SOAL A: Tolong tuliskan persis bagian kajian tentang kebiri kimia mulai dari "Masalah perlindungan hukum" sampai "Undang-Undang Dasar 1945.", termasuk kedua batas itu.
SOAL B: Menurut kajian tentang kebiri kimia, peraturan hukum yang diperlukan untuk perlindungan hak anak harus dijiwai sepenuhnya oleh apa?
SOAL C: Tentukan apakah tiap pernyataan berikut sesuai dengan kajian tentang kebiri kimia, dengan jawaban ya atau tidak disertai kutipan persis dari kajian yang menentukannya: (i) hak untuk berpartisipasi termasuk salah satu kategori hak anak dalam Konvensi Hak Anak; (ii) hak anak dikelompokkan dalam lima kategori; (iii) peraturan hukum yang diperlukan harus selaras dengan perkembangan masyarakat internasional.

KUTIPAN DOKUMEN:

_ _ _ _ _

KAJIAN ISU STRATEGIS : PEMBERLAKUAN KEBIRI KIMIA TERHADAP PELAKU KEKERASAN SEKSUAL ANAK

 Pendahuluan

            Masalah perlindungan hukum dan hak-hak bagi anak merupakan salah satu sisi pendekatan untuk melindungi anak-anak Indonesia dari tindakan kekerasan seksual. Dalam Konvensi Hak Anak (KHA), hak anakdikelompokkan dalam 4 (empat) kategori, yaitu: hak terhadap kelangsungan hidup (survival rights), hak terhadap perlindungan (protection rights), hak untuk tumbuh kembang (development rights), hak untuk berpartisipasi (participation rights).  Agar perlindungan hak anak dapat dilakukan secara teratur, tertib dan bertanggung jawab maka diperlukan peraturan hukum yang selaras dengan perkembangan masyarakat Indonesia yang dijiwai sepenuhnya oleh Pancasila dan Undang-Undang Dasar 1945.

_ _ _ _ _

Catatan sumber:
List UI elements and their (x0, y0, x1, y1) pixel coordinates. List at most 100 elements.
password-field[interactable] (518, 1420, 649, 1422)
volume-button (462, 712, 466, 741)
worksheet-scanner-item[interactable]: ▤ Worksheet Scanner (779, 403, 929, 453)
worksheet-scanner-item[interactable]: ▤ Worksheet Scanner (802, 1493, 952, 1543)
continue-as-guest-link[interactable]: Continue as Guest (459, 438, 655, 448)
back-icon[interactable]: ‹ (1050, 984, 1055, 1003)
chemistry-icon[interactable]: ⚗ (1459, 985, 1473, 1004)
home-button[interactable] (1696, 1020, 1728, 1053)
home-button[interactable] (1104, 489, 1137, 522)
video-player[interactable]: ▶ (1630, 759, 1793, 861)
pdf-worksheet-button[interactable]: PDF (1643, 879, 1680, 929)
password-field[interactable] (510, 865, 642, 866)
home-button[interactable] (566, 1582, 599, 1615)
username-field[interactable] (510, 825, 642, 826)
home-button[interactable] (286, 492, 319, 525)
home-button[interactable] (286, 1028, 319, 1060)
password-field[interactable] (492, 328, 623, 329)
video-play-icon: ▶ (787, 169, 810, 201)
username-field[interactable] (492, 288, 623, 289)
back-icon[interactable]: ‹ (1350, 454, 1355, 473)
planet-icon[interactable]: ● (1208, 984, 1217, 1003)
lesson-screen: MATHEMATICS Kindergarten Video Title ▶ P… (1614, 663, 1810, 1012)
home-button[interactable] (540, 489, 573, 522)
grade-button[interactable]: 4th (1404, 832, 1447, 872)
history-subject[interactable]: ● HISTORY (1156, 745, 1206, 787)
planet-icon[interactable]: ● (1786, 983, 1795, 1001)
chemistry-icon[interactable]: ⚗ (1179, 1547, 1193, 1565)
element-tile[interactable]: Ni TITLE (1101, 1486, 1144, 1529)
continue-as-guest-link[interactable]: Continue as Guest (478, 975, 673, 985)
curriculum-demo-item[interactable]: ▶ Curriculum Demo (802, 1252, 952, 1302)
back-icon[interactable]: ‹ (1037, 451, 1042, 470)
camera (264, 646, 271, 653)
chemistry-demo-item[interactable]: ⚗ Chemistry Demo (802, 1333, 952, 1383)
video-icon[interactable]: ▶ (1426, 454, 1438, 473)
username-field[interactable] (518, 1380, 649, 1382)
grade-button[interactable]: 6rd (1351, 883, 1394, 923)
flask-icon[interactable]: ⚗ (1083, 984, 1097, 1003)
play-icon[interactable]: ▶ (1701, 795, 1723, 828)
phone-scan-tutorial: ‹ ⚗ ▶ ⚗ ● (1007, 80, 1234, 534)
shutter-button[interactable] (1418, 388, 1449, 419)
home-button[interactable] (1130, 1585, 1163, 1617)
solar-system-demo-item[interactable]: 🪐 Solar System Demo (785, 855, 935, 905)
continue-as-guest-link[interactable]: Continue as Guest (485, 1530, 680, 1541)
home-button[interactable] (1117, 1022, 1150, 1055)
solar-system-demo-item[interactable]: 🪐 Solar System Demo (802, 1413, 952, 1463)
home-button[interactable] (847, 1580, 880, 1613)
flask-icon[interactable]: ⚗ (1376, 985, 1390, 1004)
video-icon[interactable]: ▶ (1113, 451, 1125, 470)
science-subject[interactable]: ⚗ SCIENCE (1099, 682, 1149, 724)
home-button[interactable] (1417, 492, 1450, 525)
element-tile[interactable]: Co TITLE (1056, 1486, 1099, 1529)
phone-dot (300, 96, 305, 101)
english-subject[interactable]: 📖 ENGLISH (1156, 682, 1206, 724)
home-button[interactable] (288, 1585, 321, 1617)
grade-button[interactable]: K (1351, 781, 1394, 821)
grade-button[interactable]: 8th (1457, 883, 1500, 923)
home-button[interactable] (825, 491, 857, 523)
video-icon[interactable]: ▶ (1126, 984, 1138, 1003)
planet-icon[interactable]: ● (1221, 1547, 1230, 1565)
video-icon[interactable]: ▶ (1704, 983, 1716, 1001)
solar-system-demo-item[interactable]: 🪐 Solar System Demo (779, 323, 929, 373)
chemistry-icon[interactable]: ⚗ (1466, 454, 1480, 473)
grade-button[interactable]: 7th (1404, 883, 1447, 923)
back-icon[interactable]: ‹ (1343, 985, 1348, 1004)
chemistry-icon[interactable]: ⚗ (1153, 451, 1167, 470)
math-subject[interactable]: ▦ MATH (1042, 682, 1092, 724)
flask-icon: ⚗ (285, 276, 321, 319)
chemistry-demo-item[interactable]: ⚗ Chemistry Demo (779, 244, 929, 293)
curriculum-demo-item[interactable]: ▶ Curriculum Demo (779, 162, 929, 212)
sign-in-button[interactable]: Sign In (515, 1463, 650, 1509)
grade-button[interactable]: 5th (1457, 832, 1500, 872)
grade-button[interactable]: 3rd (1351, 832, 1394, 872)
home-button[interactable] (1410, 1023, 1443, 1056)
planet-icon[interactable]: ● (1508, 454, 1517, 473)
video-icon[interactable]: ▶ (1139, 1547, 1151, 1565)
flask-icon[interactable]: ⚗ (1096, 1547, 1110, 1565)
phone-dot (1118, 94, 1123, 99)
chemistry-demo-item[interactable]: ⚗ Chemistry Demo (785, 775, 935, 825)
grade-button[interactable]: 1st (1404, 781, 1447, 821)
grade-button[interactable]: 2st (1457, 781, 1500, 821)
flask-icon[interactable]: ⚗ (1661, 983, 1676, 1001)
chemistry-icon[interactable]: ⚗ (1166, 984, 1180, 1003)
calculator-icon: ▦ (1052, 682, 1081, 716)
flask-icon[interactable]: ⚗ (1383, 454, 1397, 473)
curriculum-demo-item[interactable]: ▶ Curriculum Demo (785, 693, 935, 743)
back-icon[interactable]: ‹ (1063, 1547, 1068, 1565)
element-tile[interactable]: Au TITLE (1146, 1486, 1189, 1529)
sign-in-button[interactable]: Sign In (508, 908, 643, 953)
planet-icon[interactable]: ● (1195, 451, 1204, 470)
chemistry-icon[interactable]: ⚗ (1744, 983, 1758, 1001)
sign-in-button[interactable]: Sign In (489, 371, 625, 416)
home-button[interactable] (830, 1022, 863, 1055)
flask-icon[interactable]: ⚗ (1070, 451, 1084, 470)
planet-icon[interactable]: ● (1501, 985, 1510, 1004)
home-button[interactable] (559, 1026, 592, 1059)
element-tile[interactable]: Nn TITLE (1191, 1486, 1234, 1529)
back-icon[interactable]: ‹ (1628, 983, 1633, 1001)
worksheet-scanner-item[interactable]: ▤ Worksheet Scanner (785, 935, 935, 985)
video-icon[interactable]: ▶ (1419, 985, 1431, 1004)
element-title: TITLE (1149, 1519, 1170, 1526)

_ _ _ _ _

JAWABAN AKHIR A:
Masalah perlindungan hukum dan hak-hak bagi anak merupakan salah satu sisi pendekatan untuk melindungi anak-anak Indonesia dari tindakan kekerasan seksual. Dalam Konvensi Hak Anak (KHA), hak anakdikelompokkan dalam 4 (empat) kategori, yaitu: hak terhadap kelangsungan hidup (survival rights), hak terhadap perlindungan (protection rights), hak untuk tumbuh kembang (development rights), hak untuk berpartisipasi (participation rights).  Agar perlindungan hak anak dapat dilakukan secara teratur, tertib dan bertanggung jawab maka diperlukan peraturan hukum yang selaras dengan perkembangan masyarakat Indonesia yang dijiwai sepenuhnya oleh Pancasila dan Undang-Undang Dasar 1945.

JAWABAN AKHIR B: Pancasila dan Undang-Undang Dasar 1945.

JAWABAN AKHIR C:
(i) Ya: "hak untuk berpartisipasi (participation rights)".
(ii) Tidak: "dalam 4 (empat) kategori".
(iii) Tidak: "selaras dengan perkembangan masyarakat Indonesia".